> Written instruction:
Reproduce the material word for word, from its first line up to and including the line that contains "alert-bar: ** Resolution".

--- START ---

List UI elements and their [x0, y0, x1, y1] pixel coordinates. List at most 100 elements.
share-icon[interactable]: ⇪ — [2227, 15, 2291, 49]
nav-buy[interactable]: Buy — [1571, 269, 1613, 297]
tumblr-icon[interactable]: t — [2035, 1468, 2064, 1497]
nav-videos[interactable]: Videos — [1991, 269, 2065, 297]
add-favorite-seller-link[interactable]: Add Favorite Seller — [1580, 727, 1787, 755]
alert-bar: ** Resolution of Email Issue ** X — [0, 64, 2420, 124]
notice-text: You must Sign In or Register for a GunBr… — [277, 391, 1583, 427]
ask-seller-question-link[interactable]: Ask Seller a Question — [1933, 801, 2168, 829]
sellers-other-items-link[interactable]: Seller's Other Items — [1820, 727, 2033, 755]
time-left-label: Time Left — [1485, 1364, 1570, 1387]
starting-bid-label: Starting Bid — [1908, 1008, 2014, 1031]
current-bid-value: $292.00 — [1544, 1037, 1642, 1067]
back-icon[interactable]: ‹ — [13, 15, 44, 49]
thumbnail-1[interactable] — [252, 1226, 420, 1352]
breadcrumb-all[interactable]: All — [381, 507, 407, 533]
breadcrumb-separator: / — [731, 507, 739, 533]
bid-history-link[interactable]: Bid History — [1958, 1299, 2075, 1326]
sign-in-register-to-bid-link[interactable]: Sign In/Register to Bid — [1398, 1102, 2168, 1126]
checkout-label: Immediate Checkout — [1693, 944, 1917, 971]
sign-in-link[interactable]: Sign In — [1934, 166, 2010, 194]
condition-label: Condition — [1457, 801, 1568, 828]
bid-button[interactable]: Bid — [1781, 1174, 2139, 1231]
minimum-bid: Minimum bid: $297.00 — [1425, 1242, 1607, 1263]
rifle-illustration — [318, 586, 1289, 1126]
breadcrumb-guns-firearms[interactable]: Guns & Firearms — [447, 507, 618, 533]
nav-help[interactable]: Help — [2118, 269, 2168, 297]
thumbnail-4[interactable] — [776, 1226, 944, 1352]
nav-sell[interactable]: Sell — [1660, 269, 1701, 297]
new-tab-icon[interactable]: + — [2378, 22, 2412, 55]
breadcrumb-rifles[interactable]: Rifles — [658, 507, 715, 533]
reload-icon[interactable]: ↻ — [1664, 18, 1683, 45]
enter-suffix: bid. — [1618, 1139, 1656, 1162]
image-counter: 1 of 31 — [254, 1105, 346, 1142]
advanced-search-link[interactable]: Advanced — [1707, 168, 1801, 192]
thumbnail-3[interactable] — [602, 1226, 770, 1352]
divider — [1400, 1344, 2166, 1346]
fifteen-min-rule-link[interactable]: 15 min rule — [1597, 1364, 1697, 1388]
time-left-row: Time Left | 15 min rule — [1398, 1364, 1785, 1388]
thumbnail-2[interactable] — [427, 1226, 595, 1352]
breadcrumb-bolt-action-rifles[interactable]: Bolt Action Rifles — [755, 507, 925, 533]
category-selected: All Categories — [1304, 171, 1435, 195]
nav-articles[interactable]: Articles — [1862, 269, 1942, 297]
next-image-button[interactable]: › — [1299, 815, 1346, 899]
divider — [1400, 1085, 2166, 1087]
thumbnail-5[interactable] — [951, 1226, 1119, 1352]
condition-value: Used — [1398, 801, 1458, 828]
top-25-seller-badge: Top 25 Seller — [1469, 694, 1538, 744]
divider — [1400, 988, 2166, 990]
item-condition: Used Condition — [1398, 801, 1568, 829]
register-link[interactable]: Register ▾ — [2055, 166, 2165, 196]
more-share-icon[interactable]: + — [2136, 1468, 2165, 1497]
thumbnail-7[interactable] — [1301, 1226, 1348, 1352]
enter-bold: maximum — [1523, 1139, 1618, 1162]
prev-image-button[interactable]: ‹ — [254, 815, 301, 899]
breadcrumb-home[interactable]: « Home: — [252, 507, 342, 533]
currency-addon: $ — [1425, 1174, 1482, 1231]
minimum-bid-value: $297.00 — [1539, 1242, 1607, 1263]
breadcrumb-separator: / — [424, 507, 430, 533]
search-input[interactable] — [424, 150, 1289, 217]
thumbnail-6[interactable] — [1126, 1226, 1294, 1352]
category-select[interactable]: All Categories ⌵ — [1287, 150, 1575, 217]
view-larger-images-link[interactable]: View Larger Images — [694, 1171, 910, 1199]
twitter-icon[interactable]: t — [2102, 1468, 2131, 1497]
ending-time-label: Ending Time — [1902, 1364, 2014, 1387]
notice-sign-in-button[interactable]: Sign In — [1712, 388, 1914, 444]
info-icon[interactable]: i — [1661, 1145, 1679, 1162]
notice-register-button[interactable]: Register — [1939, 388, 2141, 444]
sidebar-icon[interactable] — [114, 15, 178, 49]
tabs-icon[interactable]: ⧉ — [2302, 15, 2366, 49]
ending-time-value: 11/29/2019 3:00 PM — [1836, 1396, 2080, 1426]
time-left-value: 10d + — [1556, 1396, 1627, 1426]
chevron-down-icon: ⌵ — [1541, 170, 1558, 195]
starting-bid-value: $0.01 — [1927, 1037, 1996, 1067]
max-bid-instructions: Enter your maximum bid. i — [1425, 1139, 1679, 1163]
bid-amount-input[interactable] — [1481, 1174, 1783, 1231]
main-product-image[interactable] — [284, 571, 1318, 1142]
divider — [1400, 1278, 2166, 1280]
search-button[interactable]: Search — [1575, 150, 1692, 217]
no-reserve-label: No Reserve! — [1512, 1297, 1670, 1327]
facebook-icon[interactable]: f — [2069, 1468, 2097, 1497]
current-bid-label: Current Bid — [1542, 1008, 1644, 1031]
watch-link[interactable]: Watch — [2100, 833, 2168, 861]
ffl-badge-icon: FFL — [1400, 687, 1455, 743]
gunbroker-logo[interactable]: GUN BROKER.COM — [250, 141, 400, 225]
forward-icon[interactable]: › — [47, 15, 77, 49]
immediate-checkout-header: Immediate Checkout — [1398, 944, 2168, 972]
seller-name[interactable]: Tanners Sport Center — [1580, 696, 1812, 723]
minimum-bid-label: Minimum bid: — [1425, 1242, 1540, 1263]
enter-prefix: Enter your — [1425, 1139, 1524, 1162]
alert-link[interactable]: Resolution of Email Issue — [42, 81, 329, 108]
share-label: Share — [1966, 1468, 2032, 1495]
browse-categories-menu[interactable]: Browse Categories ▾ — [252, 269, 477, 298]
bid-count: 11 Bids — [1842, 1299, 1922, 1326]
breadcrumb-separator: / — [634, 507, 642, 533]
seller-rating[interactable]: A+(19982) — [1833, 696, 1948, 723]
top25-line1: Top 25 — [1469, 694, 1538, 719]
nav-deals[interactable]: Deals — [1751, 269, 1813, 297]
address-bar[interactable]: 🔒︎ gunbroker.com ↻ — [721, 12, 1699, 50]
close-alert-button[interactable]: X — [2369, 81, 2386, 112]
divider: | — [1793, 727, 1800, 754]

--- END ---

> Output of the task:
List UI elements and their [x0, y0, x1, y1] pixel coordinates. List at most 100 elements.
share-icon[interactable]: ⇪ — [2227, 15, 2291, 49]
nav-buy[interactable]: Buy — [1571, 269, 1613, 297]
tumblr-icon[interactable]: t — [2035, 1468, 2064, 1497]
nav-videos[interactable]: Videos — [1991, 269, 2065, 297]
add-favorite-seller-link[interactable]: Add Favorite Seller — [1580, 727, 1787, 755]
alert-bar: ** Resolution of Email Issue ** X — [0, 64, 2420, 124]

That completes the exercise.